Stored entries:
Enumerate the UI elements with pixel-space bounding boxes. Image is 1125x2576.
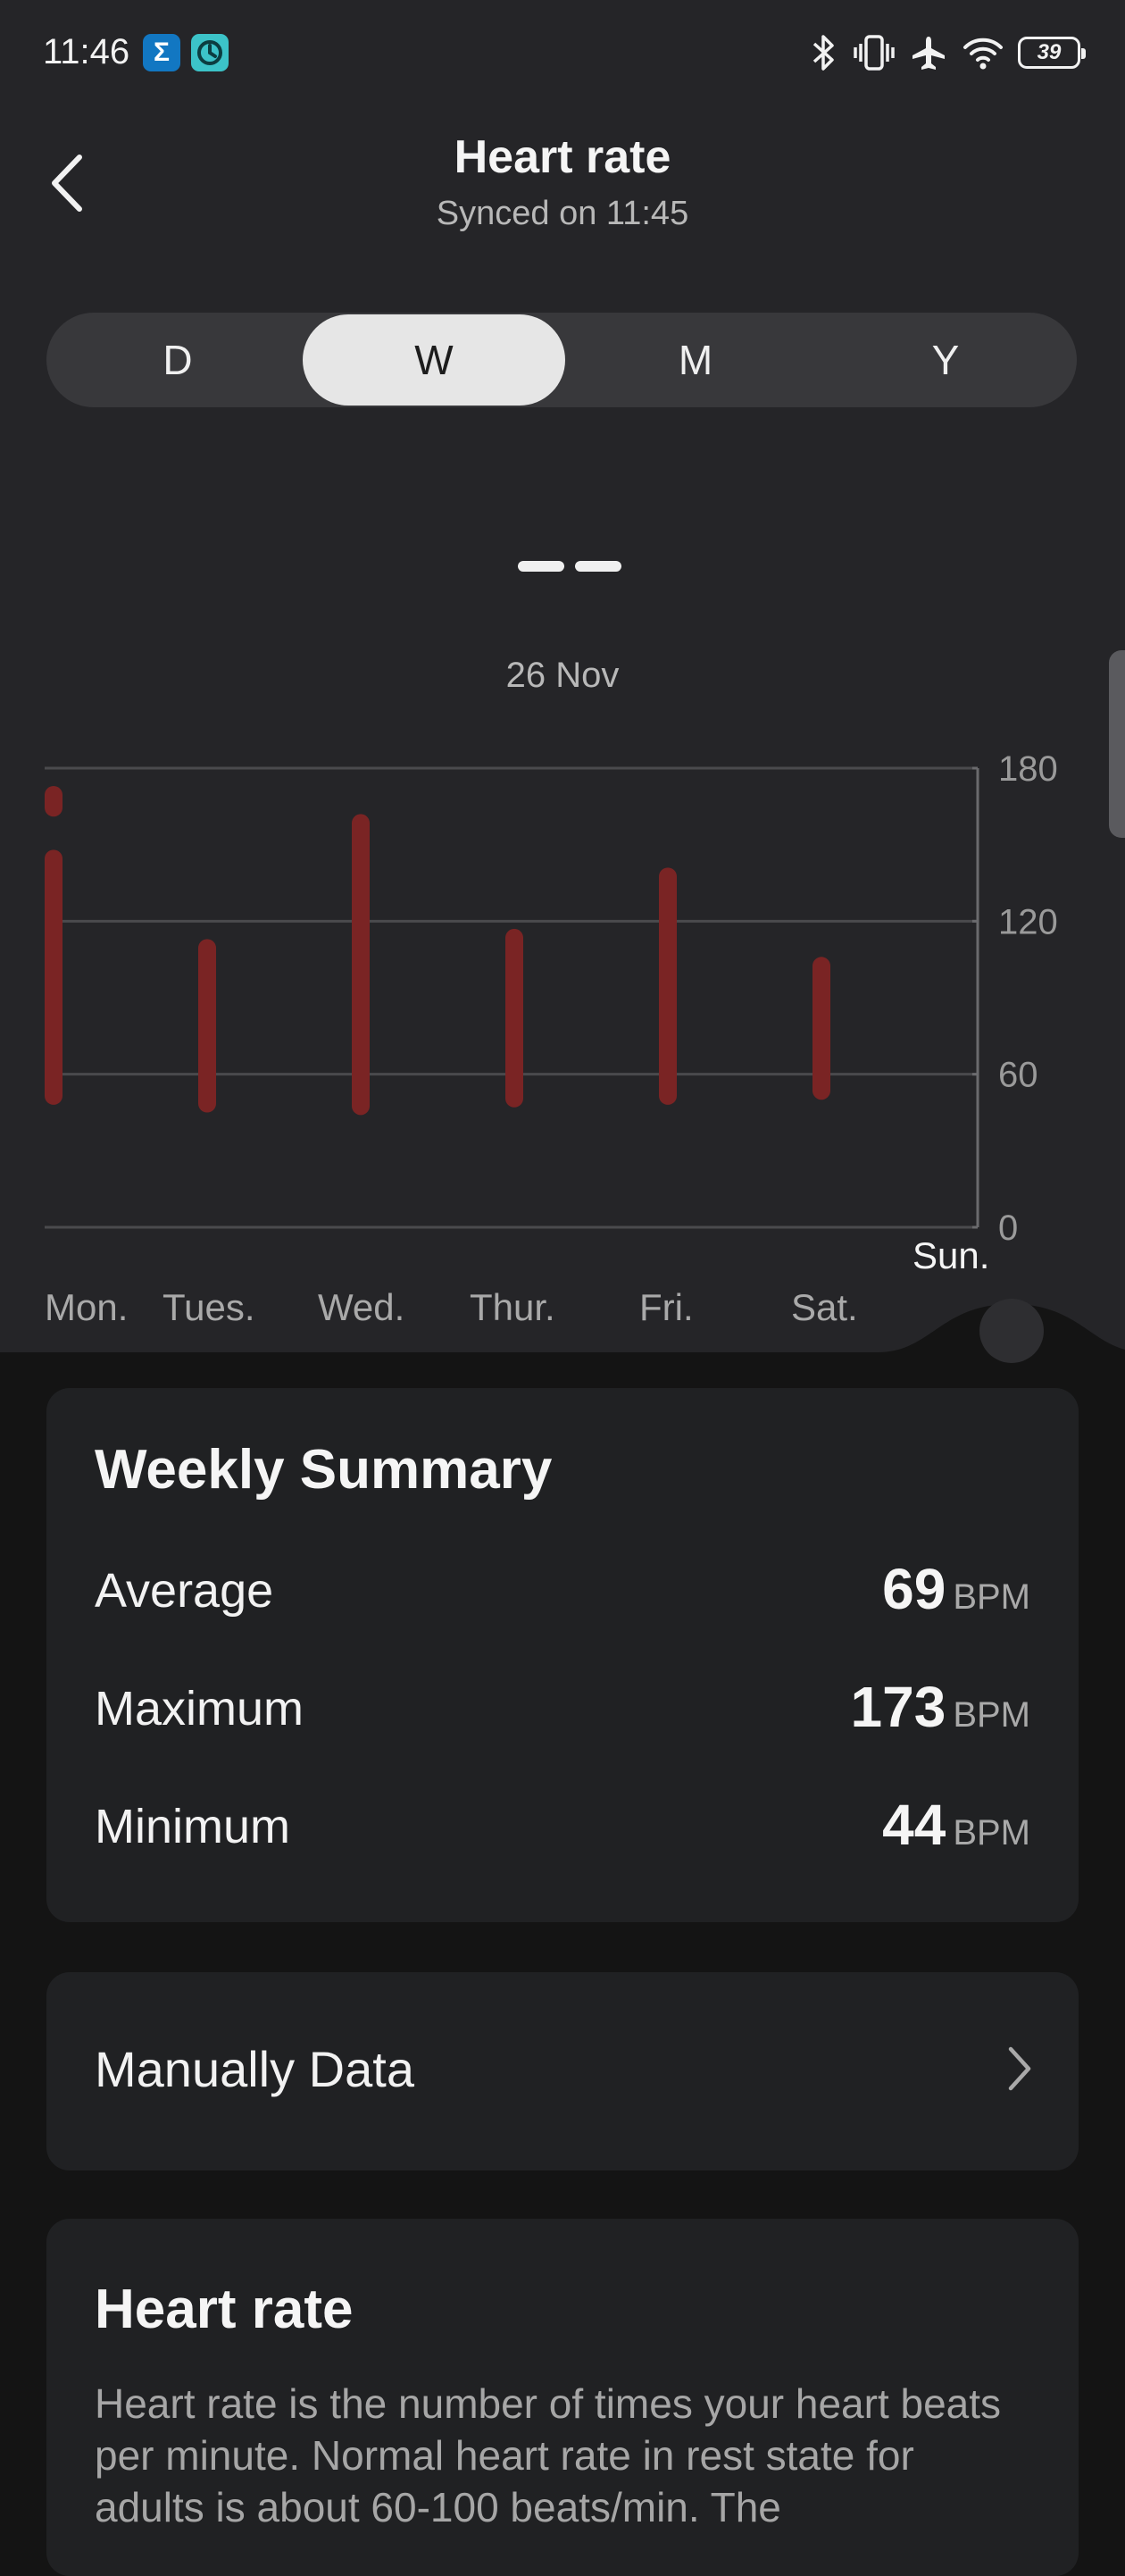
stat-row-minimum: Minimum 44 BPM: [95, 1783, 1030, 1863]
status-icons: 39: [809, 30, 1086, 75]
heart-rate-bar: [352, 814, 370, 1116]
y-tick-label: 180: [998, 750, 1058, 789]
tab-year[interactable]: Y: [931, 337, 960, 383]
stat-label: Maximum: [95, 1682, 304, 1735]
stat-number: 44: [882, 1793, 946, 1857]
info-title: Heart rate: [95, 2279, 354, 2340]
wifi-icon: [963, 38, 1003, 70]
stat-label: Average: [95, 1564, 274, 1618]
heart-rate-bar: [198, 939, 216, 1113]
weekly-summary-card: Weekly Summary Average 69 BPM Maximum 173…: [46, 1388, 1079, 1922]
chevron-left-icon: [52, 155, 82, 212]
x-tick-label: Sat.: [791, 1286, 858, 1328]
x-tick-label: Wed.: [318, 1286, 404, 1328]
vibrate-icon: [854, 35, 895, 71]
sync-status: Synced on 11:45: [436, 195, 689, 232]
x-tick-label: Thur.: [470, 1286, 555, 1328]
bluetooth-icon: [812, 35, 834, 71]
manual-data-row[interactable]: Manually Data: [46, 1972, 1079, 2170]
x-tick-label-selected: Sun.: [912, 1234, 989, 1276]
airplane-icon: [912, 37, 945, 70]
back-button[interactable]: [36, 143, 98, 223]
status-time: 11:46: [43, 32, 130, 71]
stat-value: 44 BPM: [882, 1792, 1030, 1858]
battery-icon: 39: [1018, 37, 1086, 69]
top-area: [0, 0, 1125, 1352]
heart-rate-bar: [505, 928, 523, 1108]
tab-month[interactable]: M: [678, 337, 713, 383]
heart-rate-bar: [45, 785, 62, 817]
clock-app-icon: [191, 34, 229, 71]
status-bar: 11:46 Σ 39: [0, 0, 1125, 107]
side-drawer-handle[interactable]: [1109, 650, 1125, 838]
heart-rate-bar: [45, 849, 62, 1105]
manual-data-label: Manually Data: [95, 2041, 414, 2097]
stat-label: Minimum: [95, 1800, 291, 1853]
stat-number: 69: [882, 1557, 946, 1621]
info-text: Heart rate is the number of times your h…: [95, 2380, 1002, 2530]
stat-unit: BPM: [953, 1695, 1030, 1735]
tab-day[interactable]: D: [162, 337, 193, 383]
stat-unit: BPM: [953, 1577, 1030, 1617]
stat-unit: BPM: [953, 1813, 1030, 1853]
sigma-app-icon: Σ: [143, 34, 180, 71]
x-tick-label: Fri.: [639, 1286, 694, 1328]
stat-value: 173 BPM: [851, 1674, 1030, 1740]
no-value-placeholder: [518, 561, 621, 572]
selected-day-knob: [979, 1299, 1044, 1363]
page-title: Heart rate: [454, 131, 671, 183]
weekly-summary-title: Weekly Summary: [95, 1439, 553, 1501]
stat-number: 173: [850, 1675, 946, 1739]
y-tick-label: 60: [998, 1056, 1038, 1095]
x-tick-label: Mon.: [45, 1286, 128, 1328]
stat-value: 69 BPM: [882, 1556, 1030, 1622]
y-tick-label: 0: [998, 1209, 1018, 1248]
stat-row-average: Average 69 BPM: [95, 1547, 1030, 1627]
heart-rate-bar: [812, 957, 830, 1100]
x-tick-label: Tues.: [162, 1286, 254, 1328]
heart-rate-bar: [659, 867, 677, 1105]
period-tabs: D W M Y: [46, 313, 1077, 407]
tab-week[interactable]: W: [303, 314, 565, 406]
selected-date: 26 Nov: [505, 656, 620, 695]
chevron-right-icon: [1008, 2046, 1031, 2091]
y-tick-label: 120: [998, 902, 1058, 941]
heart-rate-info-card: Heart rate Heart rate is the number of t…: [46, 2219, 1079, 2576]
chart-svg: 0 60 120 180 Mon. Tues. Wed. Thur. Fri. Sat. Sun.: [0, 750, 1125, 1367]
stat-row-maximum: Maximum 173 BPM: [95, 1665, 1030, 1745]
heart-rate-chart[interactable]: 0 60 120 180 Mon. Tues. Wed. Thur. Fri. Sat. Sun.: [0, 750, 1125, 1367]
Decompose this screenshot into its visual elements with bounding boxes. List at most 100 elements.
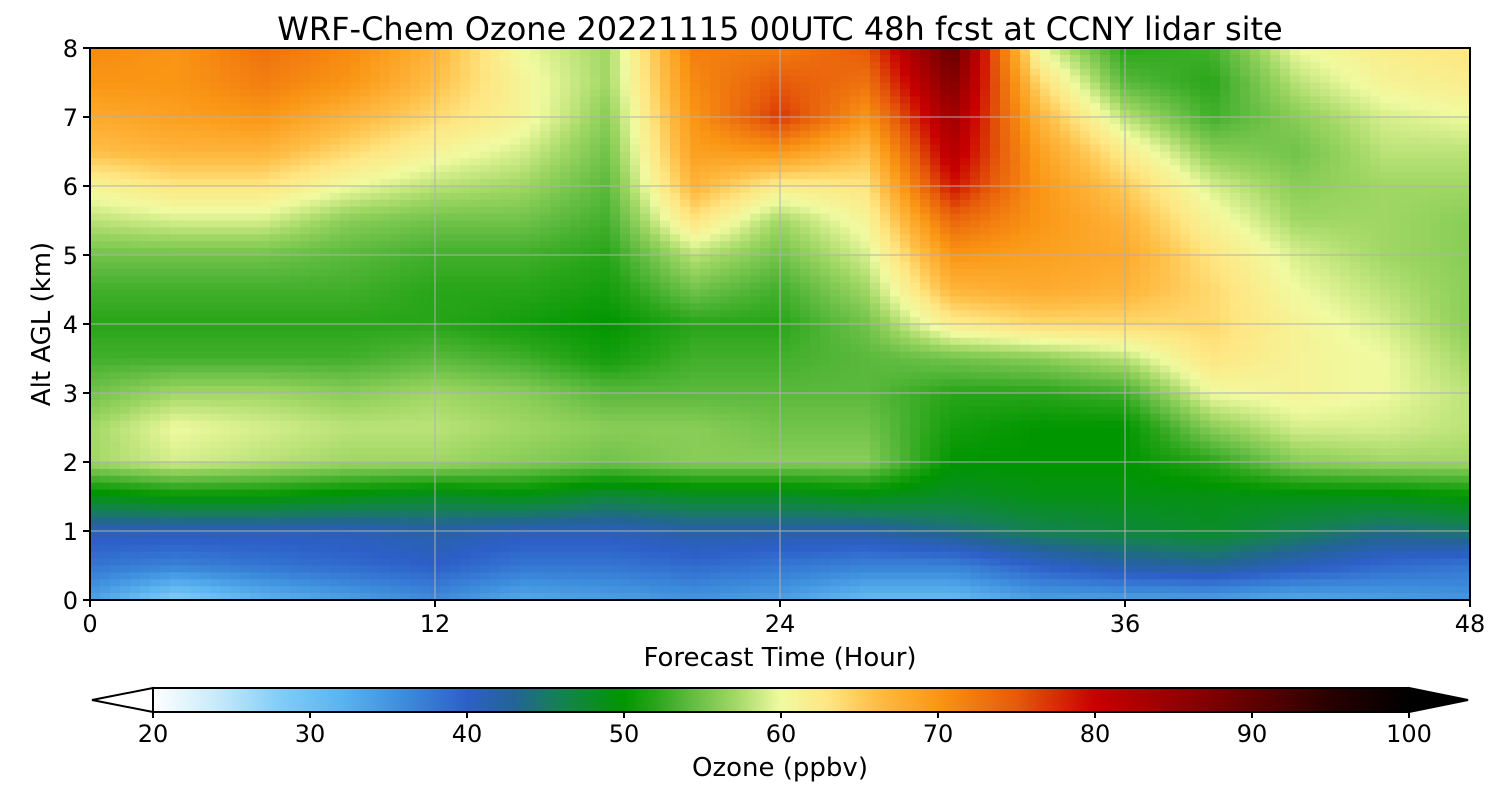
heatmap-cell <box>350 82 361 90</box>
heatmap-cell <box>270 261 281 270</box>
heatmap-cell <box>460 393 471 401</box>
heatmap-cell <box>360 572 371 580</box>
heatmap-cell <box>240 393 251 401</box>
heatmap-cell <box>220 192 231 201</box>
heatmap-cell <box>380 524 391 532</box>
heatmap-cell <box>260 330 271 339</box>
heatmap-cell <box>560 420 571 429</box>
heatmap-cell <box>400 130 411 139</box>
heatmap-cell <box>560 337 571 346</box>
heatmap-cell <box>210 48 221 56</box>
heatmap-cell <box>540 565 551 573</box>
heatmap-cell <box>330 82 341 90</box>
heatmap-cell <box>290 289 301 297</box>
heatmap-cell <box>240 165 251 173</box>
heatmap-cell <box>550 248 561 256</box>
heatmap-cell <box>660 75 671 84</box>
heatmap-cell <box>670 413 681 422</box>
heatmap-cell <box>650 220 661 228</box>
heatmap-cell <box>120 199 131 208</box>
heatmap-cell <box>660 144 671 153</box>
heatmap-cell <box>300 186 311 194</box>
heatmap-cell <box>320 551 331 560</box>
heatmap-cell <box>320 268 331 277</box>
heatmap-cell <box>170 544 181 553</box>
heatmap-cell <box>450 68 461 77</box>
heatmap-cell <box>350 455 361 463</box>
heatmap-cell <box>90 234 101 242</box>
heatmap-cell <box>290 448 301 456</box>
heatmap-cell <box>100 192 111 201</box>
heatmap-cell <box>350 344 361 353</box>
heatmap-cell <box>490 372 501 380</box>
heatmap-cell <box>450 179 461 187</box>
heatmap-cell <box>130 158 141 166</box>
heatmap-cell <box>660 510 671 518</box>
heatmap-cell <box>620 172 631 180</box>
heatmap-cell <box>480 503 491 511</box>
heatmap-cell <box>160 358 171 366</box>
heatmap-cell <box>680 475 691 484</box>
heatmap-cell <box>450 537 461 546</box>
heatmap-cell <box>370 192 381 201</box>
heatmap-cell <box>480 324 491 332</box>
heatmap-cell <box>170 496 181 504</box>
heatmap-cell <box>120 496 131 504</box>
heatmap-cell <box>500 130 511 139</box>
heatmap-cell <box>410 158 421 166</box>
heatmap-cell <box>150 206 161 215</box>
heatmap-cell <box>600 261 611 270</box>
heatmap-cell <box>660 206 671 215</box>
heatmap-cell <box>450 289 461 297</box>
heatmap-cell <box>550 413 561 422</box>
heatmap-cell <box>210 358 221 366</box>
heatmap-cell <box>240 220 251 228</box>
heatmap-cell <box>200 386 211 394</box>
heatmap-cell <box>250 89 261 97</box>
heatmap-cell <box>560 261 571 270</box>
heatmap-cell <box>400 468 411 477</box>
heatmap-cell <box>550 510 561 518</box>
heatmap-cell <box>500 206 511 215</box>
heatmap-cell <box>400 558 411 567</box>
heatmap-cell <box>480 248 491 256</box>
heatmap-cell <box>180 482 191 491</box>
heatmap-cell <box>380 489 391 498</box>
heatmap-cell <box>680 544 691 553</box>
heatmap-cell <box>150 448 161 456</box>
heatmap-cell <box>230 475 241 484</box>
heatmap-cell <box>560 165 571 173</box>
heatmap-cell <box>340 158 351 166</box>
heatmap-cell <box>100 289 111 297</box>
heatmap-cell <box>500 268 511 277</box>
heatmap-cell <box>100 151 111 159</box>
heatmap-cell <box>480 296 491 304</box>
heatmap-cell <box>410 517 421 525</box>
heatmap-cell <box>340 261 351 270</box>
heatmap-cell <box>150 496 161 504</box>
heatmap-cell <box>440 54 451 63</box>
heatmap-cell <box>520 317 531 325</box>
heatmap-cell <box>480 406 491 415</box>
heatmap-cell <box>440 448 451 456</box>
heatmap-cell <box>500 544 511 553</box>
heatmap-cell <box>590 151 601 159</box>
heatmap-cell <box>700 282 711 291</box>
heatmap-cell <box>140 248 151 256</box>
heatmap-cell <box>440 406 451 415</box>
heatmap-cell <box>370 351 381 360</box>
heatmap-cell <box>380 330 391 339</box>
heatmap-cell <box>600 448 611 456</box>
heatmap-cell <box>580 68 591 77</box>
heatmap-cell <box>330 227 341 235</box>
heatmap-cell <box>540 386 551 394</box>
heatmap-cell <box>580 489 591 498</box>
heatmap-cell <box>580 261 591 270</box>
heatmap-cell <box>360 503 371 511</box>
heatmap-cell <box>370 551 381 560</box>
heatmap-cell <box>450 317 461 325</box>
heatmap-cell <box>660 261 671 270</box>
heatmap-cell <box>150 489 161 498</box>
heatmap-cell <box>630 158 641 166</box>
heatmap-cell <box>540 192 551 201</box>
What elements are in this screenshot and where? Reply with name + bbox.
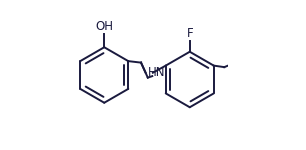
Text: F: F bbox=[186, 27, 193, 40]
Text: HN: HN bbox=[148, 66, 166, 79]
Text: OH: OH bbox=[95, 20, 113, 33]
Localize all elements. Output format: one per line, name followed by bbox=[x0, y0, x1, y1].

◆ Task statement: Show each line from the rows above that contains the string "selected". Case counts when matching.

◆ Written response:
x-tick-label-selected: Sun.: [912, 1234, 989, 1276]
selected-day-knob: [979, 1299, 1044, 1363]
selected-date: 26 Nov: [505, 656, 620, 695]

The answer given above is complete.